++++ Supplied entries

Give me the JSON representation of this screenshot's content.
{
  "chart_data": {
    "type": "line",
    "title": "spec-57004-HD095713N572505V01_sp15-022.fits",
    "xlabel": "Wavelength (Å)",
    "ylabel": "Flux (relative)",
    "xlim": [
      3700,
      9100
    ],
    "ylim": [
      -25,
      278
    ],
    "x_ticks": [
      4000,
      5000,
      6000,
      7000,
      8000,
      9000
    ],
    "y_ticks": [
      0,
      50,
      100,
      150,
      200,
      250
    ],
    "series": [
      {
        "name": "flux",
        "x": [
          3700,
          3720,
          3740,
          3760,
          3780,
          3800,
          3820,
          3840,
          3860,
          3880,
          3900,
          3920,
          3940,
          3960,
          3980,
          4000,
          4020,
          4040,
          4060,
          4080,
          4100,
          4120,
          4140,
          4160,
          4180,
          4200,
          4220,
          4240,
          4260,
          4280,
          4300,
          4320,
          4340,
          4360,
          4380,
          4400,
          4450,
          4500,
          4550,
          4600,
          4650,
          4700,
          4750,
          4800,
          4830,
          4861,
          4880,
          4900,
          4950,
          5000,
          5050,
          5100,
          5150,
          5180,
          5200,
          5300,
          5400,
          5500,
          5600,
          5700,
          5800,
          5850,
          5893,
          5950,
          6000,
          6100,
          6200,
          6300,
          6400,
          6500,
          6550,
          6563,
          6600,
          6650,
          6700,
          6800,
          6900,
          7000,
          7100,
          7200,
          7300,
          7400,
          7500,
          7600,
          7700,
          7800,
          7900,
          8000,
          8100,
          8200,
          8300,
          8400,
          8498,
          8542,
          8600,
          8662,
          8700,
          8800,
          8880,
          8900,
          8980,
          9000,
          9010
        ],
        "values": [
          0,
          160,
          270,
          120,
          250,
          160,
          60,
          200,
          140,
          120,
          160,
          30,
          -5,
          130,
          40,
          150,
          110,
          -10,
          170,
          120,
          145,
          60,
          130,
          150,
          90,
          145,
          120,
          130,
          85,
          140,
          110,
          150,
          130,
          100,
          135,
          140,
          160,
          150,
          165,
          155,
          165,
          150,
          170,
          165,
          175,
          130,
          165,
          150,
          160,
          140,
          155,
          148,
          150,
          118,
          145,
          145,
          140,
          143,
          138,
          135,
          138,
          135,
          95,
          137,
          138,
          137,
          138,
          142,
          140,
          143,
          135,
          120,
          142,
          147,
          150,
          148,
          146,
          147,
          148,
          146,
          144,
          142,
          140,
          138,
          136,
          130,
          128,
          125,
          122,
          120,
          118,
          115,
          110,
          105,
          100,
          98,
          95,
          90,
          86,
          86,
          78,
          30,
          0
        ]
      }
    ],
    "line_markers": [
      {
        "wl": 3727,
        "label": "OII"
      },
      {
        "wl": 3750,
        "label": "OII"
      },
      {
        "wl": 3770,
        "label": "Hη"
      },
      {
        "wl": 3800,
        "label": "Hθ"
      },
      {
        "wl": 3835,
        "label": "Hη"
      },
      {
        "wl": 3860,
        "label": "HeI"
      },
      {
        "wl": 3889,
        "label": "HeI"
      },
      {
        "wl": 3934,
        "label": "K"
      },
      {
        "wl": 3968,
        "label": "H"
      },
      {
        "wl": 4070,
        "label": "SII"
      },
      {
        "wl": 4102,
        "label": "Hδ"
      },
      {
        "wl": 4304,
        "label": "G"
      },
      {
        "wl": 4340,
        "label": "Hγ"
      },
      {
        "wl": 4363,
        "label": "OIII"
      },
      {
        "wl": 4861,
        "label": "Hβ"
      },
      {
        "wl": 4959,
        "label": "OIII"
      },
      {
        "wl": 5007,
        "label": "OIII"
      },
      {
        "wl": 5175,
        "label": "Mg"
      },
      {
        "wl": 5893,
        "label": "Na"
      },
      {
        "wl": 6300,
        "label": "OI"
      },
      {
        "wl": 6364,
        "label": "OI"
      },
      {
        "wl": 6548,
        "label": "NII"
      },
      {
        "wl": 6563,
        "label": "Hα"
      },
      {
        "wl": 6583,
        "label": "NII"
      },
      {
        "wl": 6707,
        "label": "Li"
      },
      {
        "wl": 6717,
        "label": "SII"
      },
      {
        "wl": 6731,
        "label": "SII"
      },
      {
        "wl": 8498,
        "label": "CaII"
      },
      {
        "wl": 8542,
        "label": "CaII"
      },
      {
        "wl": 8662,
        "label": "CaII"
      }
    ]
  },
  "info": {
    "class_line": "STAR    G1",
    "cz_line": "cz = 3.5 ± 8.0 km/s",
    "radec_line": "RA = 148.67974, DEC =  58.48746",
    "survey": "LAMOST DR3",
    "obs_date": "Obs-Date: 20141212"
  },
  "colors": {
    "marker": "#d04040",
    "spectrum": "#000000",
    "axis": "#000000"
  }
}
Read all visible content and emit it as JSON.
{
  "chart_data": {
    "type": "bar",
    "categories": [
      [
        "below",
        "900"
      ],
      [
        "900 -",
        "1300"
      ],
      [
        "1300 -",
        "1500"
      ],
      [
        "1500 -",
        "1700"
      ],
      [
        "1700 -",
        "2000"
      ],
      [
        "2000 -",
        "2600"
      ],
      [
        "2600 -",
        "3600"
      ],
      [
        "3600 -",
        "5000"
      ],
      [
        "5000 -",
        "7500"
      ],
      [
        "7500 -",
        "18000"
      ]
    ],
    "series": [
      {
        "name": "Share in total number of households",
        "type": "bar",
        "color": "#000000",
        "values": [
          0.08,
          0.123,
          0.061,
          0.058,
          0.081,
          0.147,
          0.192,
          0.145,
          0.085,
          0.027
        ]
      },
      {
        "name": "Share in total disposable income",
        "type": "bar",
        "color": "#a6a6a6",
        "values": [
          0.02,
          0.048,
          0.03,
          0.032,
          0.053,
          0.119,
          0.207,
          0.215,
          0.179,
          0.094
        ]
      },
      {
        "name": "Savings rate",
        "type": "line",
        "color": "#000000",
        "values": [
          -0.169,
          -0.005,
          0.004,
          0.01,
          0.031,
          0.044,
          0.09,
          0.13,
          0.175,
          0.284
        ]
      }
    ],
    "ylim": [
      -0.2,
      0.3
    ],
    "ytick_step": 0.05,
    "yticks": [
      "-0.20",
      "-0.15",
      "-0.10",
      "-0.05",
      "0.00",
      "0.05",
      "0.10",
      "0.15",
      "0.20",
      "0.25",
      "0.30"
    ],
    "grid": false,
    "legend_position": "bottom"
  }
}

++++++++

▶ Task brief
Reproduce the records above exactly as they appear.

▶ Answer in full
Give me the JSON representation of this screenshot's content.
{
  "chart_data": {
    "type": "line",
    "title": "spec-57004-HD095713N572505V01_sp15-022.fits",
    "xlabel": "Wavelength (Å)",
    "ylabel": "Flux (relative)",
    "xlim": [
      3700,
      9100
    ],
    "ylim": [
      -25,
      278
    ],
    "x_ticks": [
      4000,
      5000,
      6000,
      7000,
      8000,
      9000
    ],
    "y_ticks": [
      0,
      50,
      100,
      150,
      200,
      250
    ],
    "series": [
      {
        "name": "flux",
        "x": [
          3700,
          3720,
          3740,
          3760,
          3780,
          3800,
          3820,
          3840,
          3860,
          3880,
          3900,
          3920,
          3940,
          3960,
          3980,
          4000,
          4020,
          4040,
          4060,
          4080,
          4100,
          4120,
          4140,
          4160,
          4180,
          4200,
          4220,
          4240,
          4260,
          4280,
          4300,
          4320,
          4340,
          4360,
          4380,
          4400,
          4450,
          4500,
          4550,
          4600,
          4650,
          4700,
          4750,
          4800,
          4830,
          4861,
          4880,
          4900,
          4950,
          5000,
          5050,
          5100,
          5150,
          5180,
          5200,
          5300,
          5400,
          5500,
          5600,
          5700,
          5800,
          5850,
          5893,
          5950,
          6000,
          6100,
          6200,
          6300,
          6400,
          6500,
          6550,
          6563,
          6600,
          6650,
          6700,
          6800,
          6900,
          7000,
          7100,
          7200,
          7300,
          7400,
          7500,
          7600,
          7700,
          7800,
          7900,
          8000,
          8100,
          8200,
          8300,
          8400,
          8498,
          8542,
          8600,
          8662,
          8700,
          8800,
          8880,
          8900,
          8980,
          9000,
          9010
        ],
        "values": [
          0,
          160,
          270,
          120,
          250,
          160,
          60,
          200,
          140,
          120,
          160,
          30,
          -5,
          130,
          40,
          150,
          110,
          -10,
          170,
          120,
          145,
          60,
          130,
          150,
          90,
          145,
          120,
          130,
          85,
          140,
          110,
          150,
          130,
          100,
          135,
          140,
          160,
          150,
          165,
          155,
          165,
          150,
          170,
          165,
          175,
          130,
          165,
          150,
          160,
          140,
          155,
          148,
          150,
          118,
          145,
          145,
          140,
          143,
          138,
          135,
          138,
          135,
          95,
          137,
          138,
          137,
          138,
          142,
          140,
          143,
          135,
          120,
          142,
          147,
          150,
          148,
          146,
          147,
          148,
          146,
          144,
          142,
          140,
          138,
          136,
          130,
          128,
          125,
          122,
          120,
          118,
          115,
          110,
          105,
          100,
          98,
          95,
          90,
          86,
          86,
          78,
          30,
          0
        ]
      }
    ],
    "line_markers": [
      {
        "wl": 3727,
        "label": "OII"
      },
      {
        "wl": 3750,
        "label": "OII"
      },
      {
        "wl": 3770,
        "label": "Hη"
      },
      {
        "wl": 3800,
        "label": "Hθ"
      },
      {
        "wl": 3835,
        "label": "Hη"
      },
      {
        "wl": 3860,
        "label": "HeI"
      },
      {
        "wl": 3889,
        "label": "HeI"
      },
      {
        "wl": 3934,
        "label": "K"
      },
      {
        "wl": 3968,
        "label": "H"
      },
      {
        "wl": 4070,
        "label": "SII"
      },
      {
        "wl": 4102,
        "label": "Hδ"
      },
      {
        "wl": 4304,
        "label": "G"
      },
      {
        "wl": 4340,
        "label": "Hγ"
      },
      {
        "wl": 4363,
        "label": "OIII"
      },
      {
        "wl": 4861,
        "label": "Hβ"
      },
      {
        "wl": 4959,
        "label": "OIII"
      },
      {
        "wl": 5007,
        "label": "OIII"
      },
      {
        "wl": 5175,
        "label": "Mg"
      },
      {
        "wl": 5893,
        "label": "Na"
      },
      {
        "wl": 6300,
        "label": "OI"
      },
      {
        "wl": 6364,
        "label": "OI"
      },
      {
        "wl": 6548,
        "label": "NII"
      },
      {
        "wl": 6563,
        "label": "Hα"
      },
      {
        "wl": 6583,
        "label": "NII"
      },
      {
        "wl": 6707,
        "label": "Li"
      },
      {
        "wl": 6717,
        "label": "SII"
      },
      {
        "wl": 6731,
        "label": "SII"
      },
      {
        "wl": 8498,
        "label": "CaII"
      },
      {
        "wl": 8542,
        "label": "CaII"
      },
      {
        "wl": 8662,
        "label": "CaII"
      }
    ]
  },
  "info": {
    "class_line": "STAR    G1",
    "cz_line": "cz = 3.5 ± 8.0 km/s",
    "radec_line": "RA = 148.67974, DEC =  58.48746",
    "survey": "LAMOST DR3",
    "obs_date": "Obs-Date: 20141212"
  },
  "colors": {
    "marker": "#d04040",
    "spectrum": "#000000",
    "axis": "#000000"
  }
}
Read all visible content and emit it as JSON.
{
  "chart_data": {
    "type": "bar",
    "categories": [
      [
        "below",
        "900"
      ],
      [
        "900 -",
        "1300"
      ],
      [
        "1300 -",
        "1500"
      ],
      [
        "1500 -",
        "1700"
      ],
      [
        "1700 -",
        "2000"
      ],
      [
        "2000 -",
        "2600"
      ],
      [
        "2600 -",
        "3600"
      ],
      [
        "3600 -",
        "5000"
      ],
      [
        "5000 -",
        "7500"
      ],
      [
        "7500 -",
        "18000"
      ]
    ],
    "series": [
      {
        "name": "Share in total number of households",
        "type": "bar",
        "color": "#000000",
        "values": [
          0.08,
          0.123,
          0.061,
          0.058,
          0.081,
          0.147,
          0.192,
          0.145,
          0.085,
          0.027
        ]
      },
      {
        "name": "Share in total disposable income",
        "type": "bar",
        "color": "#a6a6a6",
        "values": [
          0.02,
          0.048,
          0.03,
          0.032,
          0.053,
          0.119,
          0.207,
          0.215,
          0.179,
          0.094
        ]
      },
      {
        "name": "Savings rate",
        "type": "line",
        "color": "#000000",
        "values": [
          -0.169,
          -0.005,
          0.004,
          0.01,
          0.031,
          0.044,
          0.09,
          0.13,
          0.175,
          0.284
        ]
      }
    ],
    "ylim": [
      -0.2,
      0.3
    ],
    "ytick_step": 0.05,
    "yticks": [
      "-0.20",
      "-0.15",
      "-0.10",
      "-0.05",
      "0.00",
      "0.05",
      "0.10",
      "0.15",
      "0.20",
      "0.25",
      "0.30"
    ],
    "grid": false,
    "legend_position": "bottom"
  }
}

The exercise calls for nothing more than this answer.